- What the exercise asks
Can you transcribe every record below exactly as it appears?

- Material supplied
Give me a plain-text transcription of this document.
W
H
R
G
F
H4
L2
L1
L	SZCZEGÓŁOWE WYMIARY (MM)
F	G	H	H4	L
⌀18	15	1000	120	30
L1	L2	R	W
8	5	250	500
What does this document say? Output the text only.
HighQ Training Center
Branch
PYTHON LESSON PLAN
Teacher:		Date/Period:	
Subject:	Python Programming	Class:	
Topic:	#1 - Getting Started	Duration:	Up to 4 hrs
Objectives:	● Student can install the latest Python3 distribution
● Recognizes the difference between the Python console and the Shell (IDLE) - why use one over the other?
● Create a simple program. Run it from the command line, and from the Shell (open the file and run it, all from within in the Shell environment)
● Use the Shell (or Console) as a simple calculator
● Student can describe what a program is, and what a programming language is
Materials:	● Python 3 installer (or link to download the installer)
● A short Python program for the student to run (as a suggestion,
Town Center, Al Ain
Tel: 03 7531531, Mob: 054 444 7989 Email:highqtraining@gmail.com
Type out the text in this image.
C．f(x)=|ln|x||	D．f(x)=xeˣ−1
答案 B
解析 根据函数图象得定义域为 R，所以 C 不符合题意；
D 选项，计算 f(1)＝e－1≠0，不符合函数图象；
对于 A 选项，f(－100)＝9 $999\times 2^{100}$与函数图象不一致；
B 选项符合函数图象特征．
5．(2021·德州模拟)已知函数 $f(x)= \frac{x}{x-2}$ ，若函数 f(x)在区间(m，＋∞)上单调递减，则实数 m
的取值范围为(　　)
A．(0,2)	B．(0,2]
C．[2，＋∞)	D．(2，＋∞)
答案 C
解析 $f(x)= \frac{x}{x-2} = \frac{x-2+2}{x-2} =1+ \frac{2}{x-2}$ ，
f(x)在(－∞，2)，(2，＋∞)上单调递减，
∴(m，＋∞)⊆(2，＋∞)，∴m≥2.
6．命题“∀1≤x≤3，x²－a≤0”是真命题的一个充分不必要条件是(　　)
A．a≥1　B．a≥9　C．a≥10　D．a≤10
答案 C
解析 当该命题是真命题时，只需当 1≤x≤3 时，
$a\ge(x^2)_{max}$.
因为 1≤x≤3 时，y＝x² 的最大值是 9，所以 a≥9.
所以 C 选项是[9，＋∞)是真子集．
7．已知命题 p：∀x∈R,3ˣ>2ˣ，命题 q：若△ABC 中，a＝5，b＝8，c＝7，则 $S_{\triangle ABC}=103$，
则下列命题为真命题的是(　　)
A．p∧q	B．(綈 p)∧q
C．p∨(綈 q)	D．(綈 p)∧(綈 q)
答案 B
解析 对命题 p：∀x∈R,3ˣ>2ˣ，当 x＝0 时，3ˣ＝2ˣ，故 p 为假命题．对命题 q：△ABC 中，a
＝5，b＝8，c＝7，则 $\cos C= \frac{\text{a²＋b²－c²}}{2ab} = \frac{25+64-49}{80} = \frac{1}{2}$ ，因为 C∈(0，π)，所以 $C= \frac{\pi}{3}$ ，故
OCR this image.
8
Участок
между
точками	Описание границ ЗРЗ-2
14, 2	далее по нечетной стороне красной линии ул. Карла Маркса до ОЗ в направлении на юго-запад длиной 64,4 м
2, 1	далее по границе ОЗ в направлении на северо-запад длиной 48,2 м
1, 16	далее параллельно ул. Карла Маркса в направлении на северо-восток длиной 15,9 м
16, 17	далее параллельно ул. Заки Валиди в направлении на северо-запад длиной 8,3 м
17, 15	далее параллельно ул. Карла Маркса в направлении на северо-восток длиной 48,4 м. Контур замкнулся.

- Task response
Give me a plain-text transcription of this document.
W
H
R
G
F
H4
L2
L1
L	SZCZEGÓŁOWE WYMIARY (MM)
F	G	H	H4	L
⌀18	15	1000	120	30
L1	L2	R	W
8	5	250	500
What does this document say? Output the text only.
HighQ Training Center
Branch
PYTHON LESSON PLAN
Teacher:		Date/Period:	
Subject:	Python Programming	Class:	
Topic:	#1 - Getting Started	Duration:	Up to 4 hrs
Objectives:	● Student can install the latest Python3 distribution
● Recognizes the difference between the Python console and the Shell (IDLE) - why use one over the other?
● Create a simple program. Run it from the command line, and from the Shell (open the file and run it, all from within in the Shell environment)
● Use the Shell (or Console) as a simple calculator
● Student can describe what a program is, and what a programming language is
Materials:	● Python 3 installer (or link to download the installer)
● A short Python program for the student to run (as a suggestion,
Town Center, Al Ain
Tel: 03 7531531, Mob: 054 444 7989 Email:highqtraining@gmail.com
Type out the text in this image.
C．f(x)=|ln|x||	D．f(x)=xeˣ−1
答案 B
解析 根据函数图象得定义域为 R，所以 C 不符合题意；
D 选项，计算 f(1)＝e－1≠0，不符合函数图象；
对于 A 选项，f(－100)＝9 $999\times 2^{100}$与函数图象不一致；
B 选项符合函数图象特征．
5．(2021·德州模拟)已知函数 $f(x)= \frac{x}{x-2}$ ，若函数 f(x)在区间(m，＋∞)上单调递减，则实数 m
的取值范围为(　　)
A．(0,2)	B．(0,2]
C．[2，＋∞)	D．(2，＋∞)
答案 C
解析 $f(x)= \frac{x}{x-2} = \frac{x-2+2}{x-2} =1+ \frac{2}{x-2}$ ，
f(x)在(－∞，2)，(2，＋∞)上单调递减，
∴(m，＋∞)⊆(2，＋∞)，∴m≥2.
6．命题“∀1≤x≤3，x²－a≤0”是真命题的一个充分不必要条件是(　　)
A．a≥1　B．a≥9　C．a≥10　D．a≤10
答案 C
解析 当该命题是真命题时，只需当 1≤x≤3 时，
$a\ge(x^2)_{max}$.
因为 1≤x≤3 时，y＝x² 的最大值是 9，所以 a≥9.
所以 C 选项是[9，＋∞)是真子集．
7．已知命题 p：∀x∈R,3ˣ>2ˣ，命题 q：若△ABC 中，a＝5，b＝8，c＝7，则 $S_{\triangle ABC}=103$，
则下列命题为真命题的是(　　)
A．p∧q	B．(綈 p)∧q
C．p∨(綈 q)	D．(綈 p)∧(綈 q)
答案 B
解析 对命题 p：∀x∈R,3ˣ>2ˣ，当 x＝0 时，3ˣ＝2ˣ，故 p 为假命题．对命题 q：△ABC 中，a
＝5，b＝8，c＝7，则 $\cos C= \frac{\text{a²＋b²－c²}}{2ab} = \frac{25+64-49}{80} = \frac{1}{2}$ ，因为 C∈(0，π)，所以 $C= \frac{\pi}{3}$ ，故
OCR this image.
8
Участок
между
точками	Описание границ ЗРЗ-2
14, 2	далее по нечетной стороне красной линии ул. Карла Маркса до ОЗ в направлении на юго-запад длиной 64,4 м
2, 1	далее по границе ОЗ в направлении на северо-запад длиной 48,2 м
1, 16	далее параллельно ул. Карла Маркса в направлении на северо-восток длиной 15,9 м
16, 17	далее параллельно ул. Заки Валиди в направлении на северо-запад длиной 8,3 м
17, 15	далее параллельно ул. Карла Маркса в направлении на северо-восток длиной 48,4 м. Контур замкнулся.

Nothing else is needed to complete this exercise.